• EXTRAIT DU TEXTE
------------------------------------------------------------------------
Des données “pour la science” 

Un des enjeux de cet internet des objets et la protection des données. Pour le professeur, nous vivons déjà dans un monde où les dossiers médicaux sont des cibles faciles pour les hackers. La dernière cyberattaque en date, l’hôpital de Corbeil-Essonnes a vu les informations personnelles de ses patients diffusées sur le Darknet. Or, pour que le modèle préventif marche, « les données doivent provenir d’une multitude de sources qui ne sont aujourd’hui pas assez sécurisées », précise le professeur Philippe Coucke. Notre retard est grand et pourtant, pour lui, la technologie pour résoudre ce problème existe : la blockchain. Il insiste sur un point : « il ne faudrait pas que mes informations médicales tombent entre les mains des GAFA pour des intérêts commerciaux ou encore, qu’elles se retrouvent à la première page du Monde, mais il faut aussi savoir que ces données individuelles ont un intérêt collectif ». Elles sont utiles à la société pour une prise en charge plus efficace des citoyens. Le médecin appel donc à un concept de philanthropie des données, à l’image du don d’organe : « je mets à disposition ses données à but de recherche, à condition qu’elles soient protégées ».
------------------------------------------------------------------------
• LIGNES À EXAMINER
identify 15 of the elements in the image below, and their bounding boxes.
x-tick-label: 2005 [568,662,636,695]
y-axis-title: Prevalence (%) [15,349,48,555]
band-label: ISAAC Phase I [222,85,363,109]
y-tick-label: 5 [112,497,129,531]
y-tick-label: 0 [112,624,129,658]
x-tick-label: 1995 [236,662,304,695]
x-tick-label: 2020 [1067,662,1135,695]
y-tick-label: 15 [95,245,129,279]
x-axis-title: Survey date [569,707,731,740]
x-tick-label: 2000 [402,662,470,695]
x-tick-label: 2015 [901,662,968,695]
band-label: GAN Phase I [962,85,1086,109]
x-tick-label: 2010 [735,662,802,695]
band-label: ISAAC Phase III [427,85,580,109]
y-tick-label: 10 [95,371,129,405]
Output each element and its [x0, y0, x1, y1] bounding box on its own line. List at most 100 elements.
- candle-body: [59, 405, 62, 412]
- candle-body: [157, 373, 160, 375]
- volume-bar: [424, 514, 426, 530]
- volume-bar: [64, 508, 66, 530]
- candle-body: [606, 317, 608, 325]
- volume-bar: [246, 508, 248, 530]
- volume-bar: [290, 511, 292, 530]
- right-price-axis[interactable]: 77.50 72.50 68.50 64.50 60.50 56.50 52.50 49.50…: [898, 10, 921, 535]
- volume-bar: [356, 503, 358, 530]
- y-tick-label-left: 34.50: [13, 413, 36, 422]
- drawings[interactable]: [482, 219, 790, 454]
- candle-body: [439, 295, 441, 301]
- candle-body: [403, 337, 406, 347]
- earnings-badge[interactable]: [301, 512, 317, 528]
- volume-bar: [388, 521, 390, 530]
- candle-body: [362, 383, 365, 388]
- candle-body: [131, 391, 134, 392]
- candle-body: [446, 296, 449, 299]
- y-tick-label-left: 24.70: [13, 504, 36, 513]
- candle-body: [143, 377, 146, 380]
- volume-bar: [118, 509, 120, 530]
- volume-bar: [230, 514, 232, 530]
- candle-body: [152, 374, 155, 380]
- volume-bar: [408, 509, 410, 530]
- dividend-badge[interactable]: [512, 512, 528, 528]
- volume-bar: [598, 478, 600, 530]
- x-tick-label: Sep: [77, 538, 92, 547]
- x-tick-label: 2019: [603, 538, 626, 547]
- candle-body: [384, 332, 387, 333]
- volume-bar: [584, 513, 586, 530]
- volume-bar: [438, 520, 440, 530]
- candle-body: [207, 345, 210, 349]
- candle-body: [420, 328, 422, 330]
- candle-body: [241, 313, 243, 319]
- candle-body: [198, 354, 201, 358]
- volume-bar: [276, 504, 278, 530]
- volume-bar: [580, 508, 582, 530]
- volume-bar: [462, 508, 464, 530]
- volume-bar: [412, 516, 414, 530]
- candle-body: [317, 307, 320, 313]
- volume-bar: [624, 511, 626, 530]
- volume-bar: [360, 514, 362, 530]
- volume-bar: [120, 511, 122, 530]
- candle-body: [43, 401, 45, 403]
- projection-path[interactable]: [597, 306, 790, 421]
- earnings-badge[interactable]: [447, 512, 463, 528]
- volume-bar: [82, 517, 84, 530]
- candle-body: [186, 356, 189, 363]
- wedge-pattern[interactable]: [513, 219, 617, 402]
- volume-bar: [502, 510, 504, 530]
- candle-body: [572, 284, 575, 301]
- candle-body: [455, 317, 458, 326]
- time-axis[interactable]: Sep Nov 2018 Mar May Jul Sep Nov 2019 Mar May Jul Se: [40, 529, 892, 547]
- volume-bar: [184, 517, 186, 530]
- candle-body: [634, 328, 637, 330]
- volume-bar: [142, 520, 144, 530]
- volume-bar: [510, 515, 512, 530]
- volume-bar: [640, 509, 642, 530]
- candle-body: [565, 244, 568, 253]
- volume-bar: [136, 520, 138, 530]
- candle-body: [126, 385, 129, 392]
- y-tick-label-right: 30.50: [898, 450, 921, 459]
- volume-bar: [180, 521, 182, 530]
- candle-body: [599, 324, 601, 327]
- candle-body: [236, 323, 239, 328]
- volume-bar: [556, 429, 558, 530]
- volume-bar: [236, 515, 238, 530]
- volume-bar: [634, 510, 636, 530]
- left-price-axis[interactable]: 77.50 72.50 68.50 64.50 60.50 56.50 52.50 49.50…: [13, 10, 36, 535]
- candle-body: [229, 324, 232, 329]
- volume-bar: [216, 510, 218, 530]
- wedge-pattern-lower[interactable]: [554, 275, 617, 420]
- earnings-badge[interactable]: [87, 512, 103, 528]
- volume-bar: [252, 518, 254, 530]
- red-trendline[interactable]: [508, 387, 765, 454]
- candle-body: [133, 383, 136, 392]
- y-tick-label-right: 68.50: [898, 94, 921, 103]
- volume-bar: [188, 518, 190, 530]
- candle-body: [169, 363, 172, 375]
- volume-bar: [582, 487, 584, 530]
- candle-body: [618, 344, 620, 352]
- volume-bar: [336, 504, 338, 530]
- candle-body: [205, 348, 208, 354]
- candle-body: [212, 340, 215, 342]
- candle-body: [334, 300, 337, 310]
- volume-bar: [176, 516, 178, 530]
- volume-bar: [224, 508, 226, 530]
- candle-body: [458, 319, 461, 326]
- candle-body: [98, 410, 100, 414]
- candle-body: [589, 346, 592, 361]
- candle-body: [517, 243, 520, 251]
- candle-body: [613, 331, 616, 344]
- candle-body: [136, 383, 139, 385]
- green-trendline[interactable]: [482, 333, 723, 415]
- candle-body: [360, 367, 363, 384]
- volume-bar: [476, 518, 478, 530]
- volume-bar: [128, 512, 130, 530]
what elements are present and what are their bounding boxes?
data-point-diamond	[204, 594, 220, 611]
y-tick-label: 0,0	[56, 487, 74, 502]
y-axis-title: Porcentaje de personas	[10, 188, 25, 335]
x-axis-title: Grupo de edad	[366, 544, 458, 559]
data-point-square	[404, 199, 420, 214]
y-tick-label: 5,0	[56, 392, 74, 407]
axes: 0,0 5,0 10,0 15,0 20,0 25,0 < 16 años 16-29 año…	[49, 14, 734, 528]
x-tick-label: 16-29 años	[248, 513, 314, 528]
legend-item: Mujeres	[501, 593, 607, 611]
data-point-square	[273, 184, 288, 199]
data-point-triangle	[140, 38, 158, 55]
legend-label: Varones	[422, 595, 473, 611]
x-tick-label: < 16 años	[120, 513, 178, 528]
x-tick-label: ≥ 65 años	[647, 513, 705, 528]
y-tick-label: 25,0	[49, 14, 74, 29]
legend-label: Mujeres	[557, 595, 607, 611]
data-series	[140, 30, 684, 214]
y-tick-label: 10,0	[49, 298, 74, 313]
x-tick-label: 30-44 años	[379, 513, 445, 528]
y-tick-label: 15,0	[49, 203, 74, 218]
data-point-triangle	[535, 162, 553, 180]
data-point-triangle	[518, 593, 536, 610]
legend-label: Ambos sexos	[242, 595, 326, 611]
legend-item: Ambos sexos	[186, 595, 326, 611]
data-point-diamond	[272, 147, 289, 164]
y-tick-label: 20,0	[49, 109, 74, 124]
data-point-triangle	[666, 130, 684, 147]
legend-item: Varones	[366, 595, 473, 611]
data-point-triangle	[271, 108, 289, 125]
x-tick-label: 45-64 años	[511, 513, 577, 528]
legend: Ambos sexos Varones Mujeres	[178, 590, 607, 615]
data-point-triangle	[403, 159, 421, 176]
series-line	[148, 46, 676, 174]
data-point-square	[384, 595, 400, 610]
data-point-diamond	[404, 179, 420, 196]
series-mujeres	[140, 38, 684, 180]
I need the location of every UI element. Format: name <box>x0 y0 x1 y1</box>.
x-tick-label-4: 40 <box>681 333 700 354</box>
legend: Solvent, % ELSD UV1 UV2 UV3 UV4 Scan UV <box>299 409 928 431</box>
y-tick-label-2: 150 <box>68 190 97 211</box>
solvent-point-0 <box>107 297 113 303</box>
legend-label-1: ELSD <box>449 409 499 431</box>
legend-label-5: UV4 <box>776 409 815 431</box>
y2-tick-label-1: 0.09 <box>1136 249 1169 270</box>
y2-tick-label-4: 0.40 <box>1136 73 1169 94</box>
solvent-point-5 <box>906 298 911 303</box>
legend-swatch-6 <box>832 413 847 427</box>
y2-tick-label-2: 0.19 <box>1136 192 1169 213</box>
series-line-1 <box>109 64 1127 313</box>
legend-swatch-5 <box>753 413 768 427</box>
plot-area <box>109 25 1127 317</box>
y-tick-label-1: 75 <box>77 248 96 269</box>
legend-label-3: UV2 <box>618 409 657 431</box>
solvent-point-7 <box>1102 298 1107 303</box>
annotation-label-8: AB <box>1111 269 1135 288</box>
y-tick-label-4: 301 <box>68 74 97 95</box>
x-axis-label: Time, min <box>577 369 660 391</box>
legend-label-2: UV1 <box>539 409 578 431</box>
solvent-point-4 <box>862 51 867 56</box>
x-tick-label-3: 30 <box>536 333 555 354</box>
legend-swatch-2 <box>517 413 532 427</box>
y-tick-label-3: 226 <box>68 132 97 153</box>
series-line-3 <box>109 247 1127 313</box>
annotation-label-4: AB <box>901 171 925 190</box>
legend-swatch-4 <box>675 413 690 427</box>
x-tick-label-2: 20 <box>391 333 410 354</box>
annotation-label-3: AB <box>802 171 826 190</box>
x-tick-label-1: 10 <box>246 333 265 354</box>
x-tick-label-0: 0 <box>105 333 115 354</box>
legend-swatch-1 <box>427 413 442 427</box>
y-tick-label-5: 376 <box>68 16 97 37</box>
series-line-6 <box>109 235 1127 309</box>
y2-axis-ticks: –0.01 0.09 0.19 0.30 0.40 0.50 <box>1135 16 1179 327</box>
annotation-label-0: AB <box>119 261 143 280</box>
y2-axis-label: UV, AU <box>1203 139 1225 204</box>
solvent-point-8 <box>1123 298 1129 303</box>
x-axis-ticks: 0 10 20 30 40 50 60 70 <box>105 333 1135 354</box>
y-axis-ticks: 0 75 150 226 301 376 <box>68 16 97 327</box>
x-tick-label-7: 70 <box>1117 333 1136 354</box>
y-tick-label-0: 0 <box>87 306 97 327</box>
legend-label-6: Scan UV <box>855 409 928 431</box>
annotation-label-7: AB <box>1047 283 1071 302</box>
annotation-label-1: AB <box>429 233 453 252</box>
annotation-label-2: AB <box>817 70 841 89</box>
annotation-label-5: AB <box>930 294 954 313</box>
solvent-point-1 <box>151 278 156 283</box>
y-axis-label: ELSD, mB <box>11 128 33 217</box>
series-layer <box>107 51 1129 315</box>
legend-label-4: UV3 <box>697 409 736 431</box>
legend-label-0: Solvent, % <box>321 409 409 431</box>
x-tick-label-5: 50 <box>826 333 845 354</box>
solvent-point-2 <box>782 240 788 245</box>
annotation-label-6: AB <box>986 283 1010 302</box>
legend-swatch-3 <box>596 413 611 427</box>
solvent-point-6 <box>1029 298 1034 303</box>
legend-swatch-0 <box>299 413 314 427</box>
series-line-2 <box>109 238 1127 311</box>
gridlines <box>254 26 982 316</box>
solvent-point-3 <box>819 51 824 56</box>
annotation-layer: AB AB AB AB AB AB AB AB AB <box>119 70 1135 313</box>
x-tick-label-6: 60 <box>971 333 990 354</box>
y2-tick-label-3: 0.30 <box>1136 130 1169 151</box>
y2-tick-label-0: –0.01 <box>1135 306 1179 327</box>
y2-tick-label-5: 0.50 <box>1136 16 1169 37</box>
------------------------------------------------------------------------
• OBJECTIF DE L'EXERCICE
D'après l'extrait sur la protection des données médicales, pourquoi le professeur Philippe Coucke juge-t-il utile de mettre les données médicales individuelles à disposition de la recherche ? Répondez en une à trois phrases.

• CORRIGÉ DE L'EXERCICE
Selon lui, ces données individuelles ont un intérêt collectif. Elles sont utiles à la société, car elles permettent une prise en charge plus efficace des citoyens, à condition d'être protégées.